简短练习 A =
根据这段句子相似性题解，题目中没说清楚的“坑”是什么？

Given two sentences words1, words2 (each represented as an array of strings), and a list of similar word pairs pairs, determine if two sentences are similar.

For example, "great acting skills" and "fine drama talent" are similar, if the similar word pairs are pairs = [["great", "fine"], ["acting","drama"], ["skills","talent"]].

Note that the similarity relation is not transitive. For example, if "great" and "fine" are similar, and "fine" and "good" are similar, "great" and "good" are not necessarily similar.

However, similarity is symmetric. For example, "great" and "fine" being similar is the same as "fine" and "great" being similar.

Also, a word is always similar with itself. For example, the sentences words1 = ["great"], words2 = ["great"], pairs = [] are similar, even though there are no specified similar word pairs.

Finally, sentences can only be similar if they have the same number of words. So a sentence like words1 = ["great"] can never be similar to words2 = ["doubleplus","good"].

Note:

  1. The length of words1 and words2 will not exceed 1000.
  2. The length of pairs will not exceed 2000.
  3. The length of each pairs[i] will be 2.
  4. The length of each words[i] and pairs[i][j] will be in the range [1, 20].

题目大意

给定两个句子 words1, words2 (每个用字符串数组表示),和一个相似单词对的列表 pairs ,判断是否两个句子是相似的。

解题方法

只修改区间起终点

这个题有一个坑的地方没说清楚:一个词可能会和多个词相似。

因此使用map<string, set<string>>的方式,保存{每个词 : 与之相似的词}所有映射关系。

注意相似是双向的,因此对于一个Pair,需要正反插入两次。

判断是否相似的时候,需要对两个列表的对应元素进行遍历,判断是否相等或者在其相似set中出现。

C++代码如下:

class Solution {
public:
    bool areSentencesSimilar(vector<string>& words1, vector<string>& words2, vector<vector<string>>& pairs) {
        if (words1.size() != words2.size()) return false;
        const int N = words1.size();
        unordered_map<string, unordered_set<string>> similar;
        for (auto& pair : pairs) {
            similar[pair[0]].insert(pair[1]);
            similar[pair[1]].insert(pair[0]);
        }
        for (int i = 0; i < N; ++i) {
            if (words1[i] != words2[i] && !similar[words1[i]].count(words2[i])) {
                return false;
            }
        }
        return true;
    }
};

日期

2019 年 9 月 18 日 —— 今日又是九一八

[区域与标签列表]
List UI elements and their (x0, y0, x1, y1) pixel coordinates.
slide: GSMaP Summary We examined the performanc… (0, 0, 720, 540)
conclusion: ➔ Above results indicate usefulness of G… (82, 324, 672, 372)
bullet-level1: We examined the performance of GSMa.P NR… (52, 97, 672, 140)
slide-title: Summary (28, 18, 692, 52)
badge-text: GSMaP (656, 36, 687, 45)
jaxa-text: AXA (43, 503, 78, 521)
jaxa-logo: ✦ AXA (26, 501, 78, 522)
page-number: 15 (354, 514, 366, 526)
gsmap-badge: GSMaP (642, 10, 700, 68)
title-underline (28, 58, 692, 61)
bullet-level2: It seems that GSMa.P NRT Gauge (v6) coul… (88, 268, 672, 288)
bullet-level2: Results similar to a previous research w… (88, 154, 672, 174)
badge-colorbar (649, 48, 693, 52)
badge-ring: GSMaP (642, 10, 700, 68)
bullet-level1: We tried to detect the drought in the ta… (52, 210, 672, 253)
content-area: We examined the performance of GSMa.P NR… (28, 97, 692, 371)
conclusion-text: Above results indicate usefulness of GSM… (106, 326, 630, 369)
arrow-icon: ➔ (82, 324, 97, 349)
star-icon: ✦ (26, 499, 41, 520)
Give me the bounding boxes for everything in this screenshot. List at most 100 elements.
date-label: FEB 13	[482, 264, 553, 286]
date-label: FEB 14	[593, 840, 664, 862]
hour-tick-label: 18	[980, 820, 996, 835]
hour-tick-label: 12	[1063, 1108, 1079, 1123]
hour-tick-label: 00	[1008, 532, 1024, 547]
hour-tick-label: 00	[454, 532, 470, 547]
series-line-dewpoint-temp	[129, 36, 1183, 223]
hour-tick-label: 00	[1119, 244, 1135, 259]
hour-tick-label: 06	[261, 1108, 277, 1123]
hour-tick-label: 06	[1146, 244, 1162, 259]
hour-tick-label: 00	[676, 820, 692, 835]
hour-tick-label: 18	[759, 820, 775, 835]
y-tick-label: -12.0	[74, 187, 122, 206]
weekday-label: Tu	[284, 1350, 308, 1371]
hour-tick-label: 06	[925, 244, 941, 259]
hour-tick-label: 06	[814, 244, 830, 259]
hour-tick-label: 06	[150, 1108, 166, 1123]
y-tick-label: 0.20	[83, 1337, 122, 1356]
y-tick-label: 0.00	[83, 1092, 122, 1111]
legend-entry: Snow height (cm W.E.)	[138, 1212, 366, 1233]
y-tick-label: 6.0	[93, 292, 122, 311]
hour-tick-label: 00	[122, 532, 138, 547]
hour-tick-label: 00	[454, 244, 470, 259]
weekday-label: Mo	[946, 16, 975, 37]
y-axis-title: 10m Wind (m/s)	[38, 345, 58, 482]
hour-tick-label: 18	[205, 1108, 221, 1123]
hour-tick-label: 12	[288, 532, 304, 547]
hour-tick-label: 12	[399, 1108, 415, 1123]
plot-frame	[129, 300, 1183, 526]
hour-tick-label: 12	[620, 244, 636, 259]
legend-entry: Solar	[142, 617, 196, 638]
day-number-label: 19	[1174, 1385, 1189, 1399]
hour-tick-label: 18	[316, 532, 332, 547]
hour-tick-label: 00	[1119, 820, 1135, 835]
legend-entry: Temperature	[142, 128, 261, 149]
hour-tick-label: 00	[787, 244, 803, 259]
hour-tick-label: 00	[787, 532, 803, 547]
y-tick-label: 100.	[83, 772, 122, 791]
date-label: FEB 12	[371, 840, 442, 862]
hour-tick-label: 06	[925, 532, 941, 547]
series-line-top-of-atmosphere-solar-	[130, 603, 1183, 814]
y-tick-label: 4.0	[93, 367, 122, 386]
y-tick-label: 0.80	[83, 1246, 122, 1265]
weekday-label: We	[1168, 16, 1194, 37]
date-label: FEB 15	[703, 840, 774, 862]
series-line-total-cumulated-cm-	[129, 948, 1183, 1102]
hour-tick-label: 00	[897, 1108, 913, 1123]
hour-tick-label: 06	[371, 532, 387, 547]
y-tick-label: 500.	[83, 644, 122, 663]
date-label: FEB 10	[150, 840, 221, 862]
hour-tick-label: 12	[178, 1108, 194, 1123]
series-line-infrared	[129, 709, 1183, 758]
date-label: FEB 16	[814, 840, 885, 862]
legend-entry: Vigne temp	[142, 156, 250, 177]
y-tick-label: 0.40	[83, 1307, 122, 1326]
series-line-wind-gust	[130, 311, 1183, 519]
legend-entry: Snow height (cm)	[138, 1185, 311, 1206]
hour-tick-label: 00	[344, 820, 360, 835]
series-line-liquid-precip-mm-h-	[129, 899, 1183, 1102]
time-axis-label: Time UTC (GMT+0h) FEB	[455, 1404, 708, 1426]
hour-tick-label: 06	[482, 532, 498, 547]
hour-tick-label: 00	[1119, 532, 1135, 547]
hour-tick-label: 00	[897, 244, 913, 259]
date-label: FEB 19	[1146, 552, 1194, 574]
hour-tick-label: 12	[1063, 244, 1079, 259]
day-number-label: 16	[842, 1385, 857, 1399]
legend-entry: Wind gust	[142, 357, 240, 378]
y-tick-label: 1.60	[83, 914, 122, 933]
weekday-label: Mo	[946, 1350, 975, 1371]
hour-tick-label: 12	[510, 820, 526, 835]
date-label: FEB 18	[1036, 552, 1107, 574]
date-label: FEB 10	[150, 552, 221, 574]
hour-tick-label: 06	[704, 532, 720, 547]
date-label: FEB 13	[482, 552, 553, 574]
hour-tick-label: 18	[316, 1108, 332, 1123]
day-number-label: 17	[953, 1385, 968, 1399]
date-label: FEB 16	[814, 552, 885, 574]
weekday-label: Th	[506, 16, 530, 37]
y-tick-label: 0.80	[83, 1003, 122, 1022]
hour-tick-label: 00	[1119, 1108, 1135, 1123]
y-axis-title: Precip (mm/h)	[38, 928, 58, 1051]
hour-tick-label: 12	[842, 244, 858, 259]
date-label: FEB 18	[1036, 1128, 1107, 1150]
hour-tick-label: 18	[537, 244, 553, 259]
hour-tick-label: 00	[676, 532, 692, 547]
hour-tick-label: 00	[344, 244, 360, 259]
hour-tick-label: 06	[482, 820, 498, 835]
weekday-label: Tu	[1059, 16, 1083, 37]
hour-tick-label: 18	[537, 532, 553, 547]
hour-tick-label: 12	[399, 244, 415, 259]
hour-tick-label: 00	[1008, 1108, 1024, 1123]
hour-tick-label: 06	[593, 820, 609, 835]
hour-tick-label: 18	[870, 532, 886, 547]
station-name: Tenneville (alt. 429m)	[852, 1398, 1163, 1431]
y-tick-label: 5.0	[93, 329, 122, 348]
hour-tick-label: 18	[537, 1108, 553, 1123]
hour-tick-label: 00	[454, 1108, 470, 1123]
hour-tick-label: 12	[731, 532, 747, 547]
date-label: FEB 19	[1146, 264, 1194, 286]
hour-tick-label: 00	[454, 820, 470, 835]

简短练习 B =
将上方数据从第一行开始原样照抄，抄到含有“conclusion: ➔ Above”的那一行为止，该行也要抄上。

练习答案 A =
一个词可能会和多个词相似。

练习答案 B =
List UI elements and their (x0, y0, x1, y1) pixel coordinates.
slide: GSMaP Summary We examined the performanc… (0, 0, 720, 540)
conclusion: ➔ Above results indicate usefulness of G… (82, 324, 672, 372)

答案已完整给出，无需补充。